[Collected data]

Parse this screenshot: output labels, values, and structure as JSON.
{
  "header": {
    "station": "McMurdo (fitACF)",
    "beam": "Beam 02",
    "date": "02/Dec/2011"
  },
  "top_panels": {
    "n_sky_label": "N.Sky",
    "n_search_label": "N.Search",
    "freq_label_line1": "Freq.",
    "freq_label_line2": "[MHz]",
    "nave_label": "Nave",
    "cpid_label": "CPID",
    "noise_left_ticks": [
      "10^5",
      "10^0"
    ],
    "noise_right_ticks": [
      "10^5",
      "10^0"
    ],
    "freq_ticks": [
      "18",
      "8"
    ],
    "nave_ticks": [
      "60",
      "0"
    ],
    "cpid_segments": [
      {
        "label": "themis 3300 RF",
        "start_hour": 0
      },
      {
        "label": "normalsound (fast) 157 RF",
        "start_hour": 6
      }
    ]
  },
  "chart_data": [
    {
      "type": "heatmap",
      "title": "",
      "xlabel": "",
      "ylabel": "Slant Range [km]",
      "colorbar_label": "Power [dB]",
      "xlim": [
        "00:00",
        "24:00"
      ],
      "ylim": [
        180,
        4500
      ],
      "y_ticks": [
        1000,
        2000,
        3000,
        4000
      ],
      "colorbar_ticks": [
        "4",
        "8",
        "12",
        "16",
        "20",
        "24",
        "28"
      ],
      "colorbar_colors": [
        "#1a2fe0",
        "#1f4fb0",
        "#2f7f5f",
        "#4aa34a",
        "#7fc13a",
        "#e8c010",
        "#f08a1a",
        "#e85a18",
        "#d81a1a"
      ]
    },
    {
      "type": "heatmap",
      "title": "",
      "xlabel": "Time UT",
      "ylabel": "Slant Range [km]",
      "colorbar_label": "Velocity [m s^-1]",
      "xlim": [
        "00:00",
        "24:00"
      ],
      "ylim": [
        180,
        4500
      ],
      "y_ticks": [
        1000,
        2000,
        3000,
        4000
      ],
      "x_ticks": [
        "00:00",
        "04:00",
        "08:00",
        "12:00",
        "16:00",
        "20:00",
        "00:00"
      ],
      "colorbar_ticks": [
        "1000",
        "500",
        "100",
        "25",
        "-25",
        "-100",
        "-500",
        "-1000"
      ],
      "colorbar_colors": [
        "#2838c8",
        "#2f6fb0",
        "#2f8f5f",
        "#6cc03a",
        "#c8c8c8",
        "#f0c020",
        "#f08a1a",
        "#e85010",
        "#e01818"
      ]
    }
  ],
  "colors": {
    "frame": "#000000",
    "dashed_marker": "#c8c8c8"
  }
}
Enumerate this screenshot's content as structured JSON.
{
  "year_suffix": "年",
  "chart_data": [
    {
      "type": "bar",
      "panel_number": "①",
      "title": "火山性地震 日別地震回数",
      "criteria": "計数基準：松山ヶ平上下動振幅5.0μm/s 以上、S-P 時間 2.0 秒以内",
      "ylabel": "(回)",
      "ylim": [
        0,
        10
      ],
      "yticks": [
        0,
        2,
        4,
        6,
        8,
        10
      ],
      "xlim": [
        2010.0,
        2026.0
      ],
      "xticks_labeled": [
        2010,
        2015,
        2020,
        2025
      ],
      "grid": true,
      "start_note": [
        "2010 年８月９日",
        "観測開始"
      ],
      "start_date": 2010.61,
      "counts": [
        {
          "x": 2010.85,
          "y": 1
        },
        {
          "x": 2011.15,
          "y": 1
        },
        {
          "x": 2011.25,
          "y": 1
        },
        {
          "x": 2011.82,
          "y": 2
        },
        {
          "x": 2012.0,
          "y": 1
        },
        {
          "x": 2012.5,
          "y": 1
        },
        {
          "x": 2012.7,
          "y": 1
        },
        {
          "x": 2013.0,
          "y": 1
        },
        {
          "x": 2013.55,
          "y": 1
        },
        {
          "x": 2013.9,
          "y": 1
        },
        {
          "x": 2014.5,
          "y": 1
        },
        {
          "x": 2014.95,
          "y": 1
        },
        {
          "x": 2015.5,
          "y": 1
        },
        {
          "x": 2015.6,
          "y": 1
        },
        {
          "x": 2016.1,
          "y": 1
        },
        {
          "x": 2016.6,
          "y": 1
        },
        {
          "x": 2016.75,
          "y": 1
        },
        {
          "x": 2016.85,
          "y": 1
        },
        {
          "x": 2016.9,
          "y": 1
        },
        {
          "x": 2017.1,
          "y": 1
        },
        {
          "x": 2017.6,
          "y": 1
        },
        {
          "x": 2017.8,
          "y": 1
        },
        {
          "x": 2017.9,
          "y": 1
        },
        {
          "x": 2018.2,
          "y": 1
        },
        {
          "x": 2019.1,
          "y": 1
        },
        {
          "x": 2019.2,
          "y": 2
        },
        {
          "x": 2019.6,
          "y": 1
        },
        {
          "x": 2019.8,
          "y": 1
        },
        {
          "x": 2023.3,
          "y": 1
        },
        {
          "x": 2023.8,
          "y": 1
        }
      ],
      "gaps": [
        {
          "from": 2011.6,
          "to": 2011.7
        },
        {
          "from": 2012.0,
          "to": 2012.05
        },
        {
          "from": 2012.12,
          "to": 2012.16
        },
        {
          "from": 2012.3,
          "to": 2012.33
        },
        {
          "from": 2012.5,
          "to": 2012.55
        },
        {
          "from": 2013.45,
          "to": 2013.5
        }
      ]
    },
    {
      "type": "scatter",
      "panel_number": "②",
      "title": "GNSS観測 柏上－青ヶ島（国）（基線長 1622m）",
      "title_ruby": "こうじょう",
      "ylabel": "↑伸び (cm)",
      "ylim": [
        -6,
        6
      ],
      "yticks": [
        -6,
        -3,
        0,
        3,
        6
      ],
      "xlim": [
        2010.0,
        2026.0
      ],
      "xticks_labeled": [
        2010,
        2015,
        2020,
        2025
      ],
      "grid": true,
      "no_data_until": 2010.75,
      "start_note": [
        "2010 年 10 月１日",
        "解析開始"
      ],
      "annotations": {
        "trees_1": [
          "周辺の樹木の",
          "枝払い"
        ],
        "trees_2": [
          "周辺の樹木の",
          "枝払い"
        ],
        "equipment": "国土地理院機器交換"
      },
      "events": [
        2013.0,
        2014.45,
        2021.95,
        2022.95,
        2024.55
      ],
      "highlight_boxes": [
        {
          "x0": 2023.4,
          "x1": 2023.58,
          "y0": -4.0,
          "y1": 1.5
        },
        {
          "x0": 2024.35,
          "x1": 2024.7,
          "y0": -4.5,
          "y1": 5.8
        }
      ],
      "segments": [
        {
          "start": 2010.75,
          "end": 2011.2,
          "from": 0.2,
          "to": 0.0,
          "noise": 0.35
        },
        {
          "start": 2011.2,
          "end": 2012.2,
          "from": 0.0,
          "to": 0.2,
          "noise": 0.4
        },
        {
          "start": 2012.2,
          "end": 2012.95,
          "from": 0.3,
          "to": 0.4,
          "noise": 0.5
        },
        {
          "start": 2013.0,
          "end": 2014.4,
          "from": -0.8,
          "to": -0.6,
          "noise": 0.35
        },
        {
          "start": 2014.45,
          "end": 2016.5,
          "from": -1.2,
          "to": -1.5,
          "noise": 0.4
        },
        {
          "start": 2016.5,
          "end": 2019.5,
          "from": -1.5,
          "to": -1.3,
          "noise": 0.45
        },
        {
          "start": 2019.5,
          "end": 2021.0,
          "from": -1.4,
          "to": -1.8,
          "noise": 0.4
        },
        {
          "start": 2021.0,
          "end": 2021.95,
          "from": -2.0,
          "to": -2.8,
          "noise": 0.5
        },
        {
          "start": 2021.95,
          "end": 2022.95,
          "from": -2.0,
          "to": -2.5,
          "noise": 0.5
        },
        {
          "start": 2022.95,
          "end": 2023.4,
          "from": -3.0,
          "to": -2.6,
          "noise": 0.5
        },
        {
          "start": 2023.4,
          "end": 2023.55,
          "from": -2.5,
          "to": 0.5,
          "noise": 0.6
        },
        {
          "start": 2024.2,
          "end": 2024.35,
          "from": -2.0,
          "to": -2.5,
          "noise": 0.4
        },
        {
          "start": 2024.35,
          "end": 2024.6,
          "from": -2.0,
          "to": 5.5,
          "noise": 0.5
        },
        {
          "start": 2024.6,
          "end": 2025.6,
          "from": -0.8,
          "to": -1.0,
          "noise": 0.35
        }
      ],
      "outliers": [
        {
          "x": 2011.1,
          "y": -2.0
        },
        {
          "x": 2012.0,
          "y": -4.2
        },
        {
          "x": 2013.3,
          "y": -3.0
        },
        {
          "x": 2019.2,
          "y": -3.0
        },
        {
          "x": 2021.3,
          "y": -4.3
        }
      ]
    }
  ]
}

→ **Written request**:
Write out every line of the data that holds the word "JSON".

→ **Solution to this problem**:
Parse this screenshot: output labels, values, and structure as JSON.
Enumerate this screenshot's content as structured JSON.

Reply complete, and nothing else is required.